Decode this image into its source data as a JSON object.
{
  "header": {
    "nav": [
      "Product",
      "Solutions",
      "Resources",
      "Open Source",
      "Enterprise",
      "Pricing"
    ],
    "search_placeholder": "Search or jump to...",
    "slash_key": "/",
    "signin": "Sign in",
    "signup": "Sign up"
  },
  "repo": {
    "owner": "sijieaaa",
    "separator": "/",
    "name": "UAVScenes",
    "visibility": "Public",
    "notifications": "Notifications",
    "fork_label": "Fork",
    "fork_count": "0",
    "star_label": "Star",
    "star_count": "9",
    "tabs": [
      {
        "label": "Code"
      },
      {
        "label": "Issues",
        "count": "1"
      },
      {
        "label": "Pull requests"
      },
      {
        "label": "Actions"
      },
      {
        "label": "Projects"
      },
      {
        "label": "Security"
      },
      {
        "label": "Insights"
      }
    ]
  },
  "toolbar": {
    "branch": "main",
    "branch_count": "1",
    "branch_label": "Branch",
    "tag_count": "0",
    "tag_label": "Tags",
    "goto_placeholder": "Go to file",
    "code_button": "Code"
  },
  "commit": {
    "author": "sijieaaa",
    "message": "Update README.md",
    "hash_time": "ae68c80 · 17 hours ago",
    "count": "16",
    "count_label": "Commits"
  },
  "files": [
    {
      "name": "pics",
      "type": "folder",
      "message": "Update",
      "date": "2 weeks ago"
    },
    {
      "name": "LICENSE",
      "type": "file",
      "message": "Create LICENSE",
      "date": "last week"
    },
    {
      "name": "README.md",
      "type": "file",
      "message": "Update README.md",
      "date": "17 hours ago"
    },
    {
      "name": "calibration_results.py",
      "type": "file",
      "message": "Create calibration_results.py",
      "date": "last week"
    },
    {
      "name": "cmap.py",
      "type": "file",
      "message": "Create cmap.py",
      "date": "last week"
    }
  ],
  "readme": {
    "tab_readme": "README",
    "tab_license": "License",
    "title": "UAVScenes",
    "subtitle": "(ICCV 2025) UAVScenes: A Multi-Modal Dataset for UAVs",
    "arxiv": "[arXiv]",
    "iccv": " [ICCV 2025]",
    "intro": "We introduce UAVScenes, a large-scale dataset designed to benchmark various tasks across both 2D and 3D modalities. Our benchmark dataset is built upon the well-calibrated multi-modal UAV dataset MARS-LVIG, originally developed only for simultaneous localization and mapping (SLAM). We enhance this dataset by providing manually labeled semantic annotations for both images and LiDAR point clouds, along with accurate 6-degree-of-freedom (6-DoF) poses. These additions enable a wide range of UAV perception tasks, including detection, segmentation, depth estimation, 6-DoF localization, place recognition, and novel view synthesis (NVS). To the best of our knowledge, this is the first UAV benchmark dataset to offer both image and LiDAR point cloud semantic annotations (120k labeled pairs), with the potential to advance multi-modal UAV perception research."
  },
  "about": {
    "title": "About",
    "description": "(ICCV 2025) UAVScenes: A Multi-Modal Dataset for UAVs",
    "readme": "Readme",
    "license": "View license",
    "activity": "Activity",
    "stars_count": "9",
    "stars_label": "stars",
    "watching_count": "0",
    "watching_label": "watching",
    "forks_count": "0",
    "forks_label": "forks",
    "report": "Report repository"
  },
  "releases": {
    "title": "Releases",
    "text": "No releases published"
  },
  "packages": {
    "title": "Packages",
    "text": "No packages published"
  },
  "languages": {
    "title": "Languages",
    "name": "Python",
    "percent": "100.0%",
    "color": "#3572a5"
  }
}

◆ What is needed:
Find the lines of the material that hold the word "image" and report their count alone.

◆ Written response:
2